**What to work on**
Copy out the data exactly, leaving the pictures behind.

....

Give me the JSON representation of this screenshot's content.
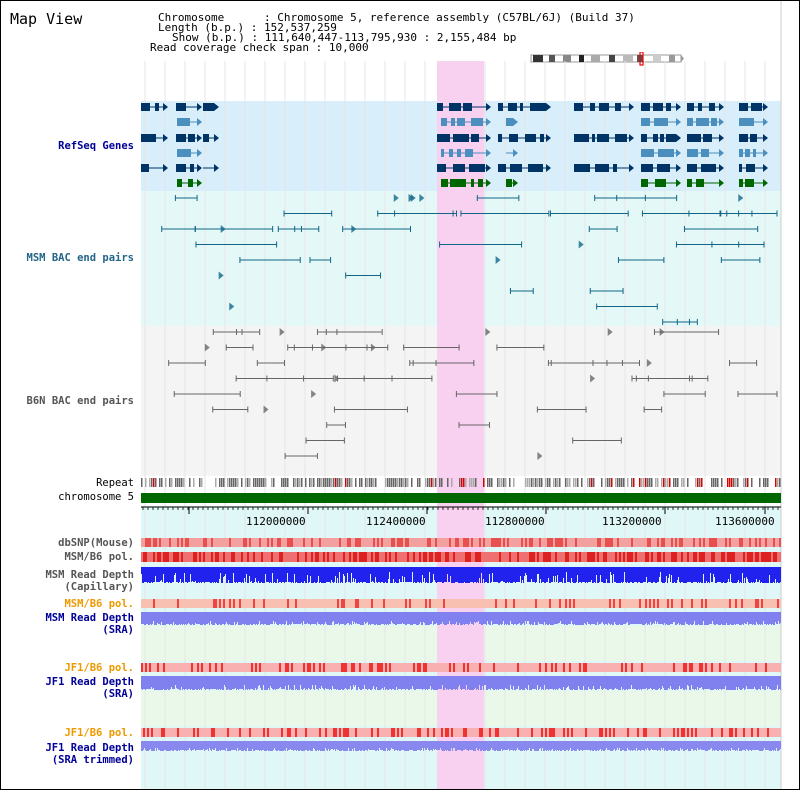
{
  "title": "Map View",
  "header": {
    "chromosome_label": "Chromosome",
    "chromosome_value": "Chromosome 5, reference assembly (C57BL/6J) (Build 37)",
    "length_label": "Length (b.p.)",
    "length_value": "152,537,259",
    "show_label": "Show (b.p.)",
    "show_value": "111,640,447-113,795,930 : 2,155,484 bp",
    "coverage_label": "Read coverage check span",
    "coverage_value": "10,000"
  },
  "tracks": {
    "refseq": "RefSeq Genes",
    "msm_bac": "MSM BAC end pairs",
    "b6n_bac": "B6N BAC end pairs",
    "repeat": "Repeat",
    "chromosome": "chromosome 5",
    "dbsnp": "dbSNP(Mouse)",
    "msm_b6_pol": "MSM/B6 pol.",
    "msm_read_depth_cap_1": "MSM Read Depth",
    "msm_read_depth_cap_2": "(Capillary)",
    "msm_b6_pol_2": "MSM/B6 pol.",
    "msm_read_depth_sra_1": "MSM Read Depth",
    "msm_read_depth_sra_2": "(SRA)",
    "jf1_b6_pol": "JF1/B6 pol.",
    "jf1_read_depth_sra_1": "JF1 Read Depth",
    "jf1_read_depth_sra_2": "(SRA)",
    "jf1_b6_pol_2": "JF1/B6 pol.",
    "jf1_read_depth_trim_1": "JF1 Read Depth",
    "jf1_read_depth_trim_2": "(SRA trimmed)"
  },
  "axis": {
    "ticks": [
      "112000000",
      "112400000",
      "112800000",
      "113200000",
      "113600000"
    ]
  },
  "colors": {
    "highlight": "#f8d0f0",
    "gene_navy": "#003366",
    "gene_blue": "#4b8fbf",
    "gene_green": "#006600",
    "bac_msm": "#116688",
    "bac_b6n": "#666666",
    "chromosome_bar": "#006600",
    "label_blue": "#000099",
    "label_teal": "#226688",
    "label_orange": "#ee9900"
  }
}
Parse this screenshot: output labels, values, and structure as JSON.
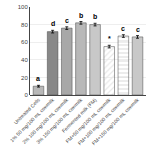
{
  "chart_data": {
    "type": "bar",
    "categories": [
      "Untreated Cells",
      "1% 50 mg/100 mL cowmilk",
      "2% 100 mg/100 mL cowmilk",
      "3% 150 mg/100 mL cowmilk",
      "Fermented milk (FM)",
      "FM+50 mg/100 mL cowmilk",
      "FM+100 mg/100 mL cowmilk",
      "FM+150 mg/100 mL cowmilk"
    ],
    "values": [
      10,
      72,
      76,
      82,
      80,
      55,
      67,
      66
    ],
    "errors": [
      1.0,
      1.5,
      1.5,
      1.5,
      1.5,
      1.5,
      1.5,
      1.5
    ],
    "annotations": [
      "a",
      "d",
      "c",
      "b",
      "b",
      "*",
      "c",
      "c"
    ],
    "colors": [
      "#b8b8b8",
      "#888888",
      "#a8a8a8",
      "#b8b8b8",
      "#c8c8c8",
      "#e8e8e8",
      "#e0e0e0",
      "#c8c8c8"
    ],
    "ylim": [
      0,
      100
    ],
    "yticks": [
      0,
      20,
      40,
      60,
      80,
      100
    ],
    "grid": true
  }
}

....

**Answer space**
Give me the JSON representation of this screenshot's content.
{
  "title": "Map View",
  "header": {
    "chromosome_label": "Chromosome",
    "chromosome_value": "Chromosome 5, reference assembly (C57BL/6J) (Build 37)",
    "length_label": "Length (b.p.)",
    "length_value": "152,537,259",
    "show_label": "Show (b.p.)",
    "show_value": "111,640,447-113,795,930 : 2,155,484 bp",
    "coverage_label": "Read coverage check span",
    "coverage_value": "10,000"
  },
  "tracks": {
    "refseq": "RefSeq Genes",
    "msm_bac": "MSM BAC end pairs",
    "b6n_bac": "B6N BAC end pairs",
    "repeat": "Repeat",
    "chromosome": "chromosome 5",
    "dbsnp": "dbSNP(Mouse)",
    "msm_b6_pol": "MSM/B6 pol.",
    "msm_read_depth_cap_1": "MSM Read Depth",
    "msm_read_depth_cap_2": "(Capillary)",
    "msm_b6_pol_2": "MSM/B6 pol.",
    "msm_read_depth_sra_1": "MSM Read Depth",
    "msm_read_depth_sra_2": "(SRA)",
    "jf1_b6_pol": "JF1/B6 pol.",
    "jf1_read_depth_sra_1": "JF1 Read Depth",
    "jf1_read_depth_sra_2": "(SRA)",
    "jf1_b6_pol_2": "JF1/B6 pol.",
    "jf1_read_depth_trim_1": "JF1 Read Depth",
    "jf1_read_depth_trim_2": "(SRA trimmed)"
  },
  "axis": {
    "ticks": [
      "112000000",
      "112400000",
      "112800000",
      "113200000",
      "113600000"
    ]
  },
  "colors": {
    "highlight": "#f8d0f0",
    "gene_navy": "#003366",
    "gene_blue": "#4b8fbf",
    "gene_green": "#006600",
    "bac_msm": "#116688",
    "bac_b6n": "#666666",
    "chromosome_bar": "#006600",
    "label_blue": "#000099",
    "label_teal": "#226688",
    "label_orange": "#ee9900"
  }
}
Parse this screenshot: output labels, values, and structure as JSON.
{
  "chart_data": {
    "type": "bar",
    "categories": [
      "Untreated Cells",
      "1% 50 mg/100 mL cowmilk",
      "2% 100 mg/100 mL cowmilk",
      "3% 150 mg/100 mL cowmilk",
      "Fermented milk (FM)",
      "FM+50 mg/100 mL cowmilk",
      "FM+100 mg/100 mL cowmilk",
      "FM+150 mg/100 mL cowmilk"
    ],
    "values": [
      10,
      72,
      76,
      82,
      80,
      55,
      67,
      66
    ],
    "errors": [
      1.0,
      1.5,
      1.5,
      1.5,
      1.5,
      1.5,
      1.5,
      1.5
    ],
    "annotations": [
      "a",
      "d",
      "c",
      "b",
      "b",
      "*",
      "c",
      "c"
    ],
    "colors": [
      "#b8b8b8",
      "#888888",
      "#a8a8a8",
      "#b8b8b8",
      "#c8c8c8",
      "#e8e8e8",
      "#e0e0e0",
      "#c8c8c8"
    ],
    "ylim": [
      0,
      100
    ],
    "yticks": [
      0,
      20,
      40,
      60,
      80,
      100
    ],
    "grid": true
  }
}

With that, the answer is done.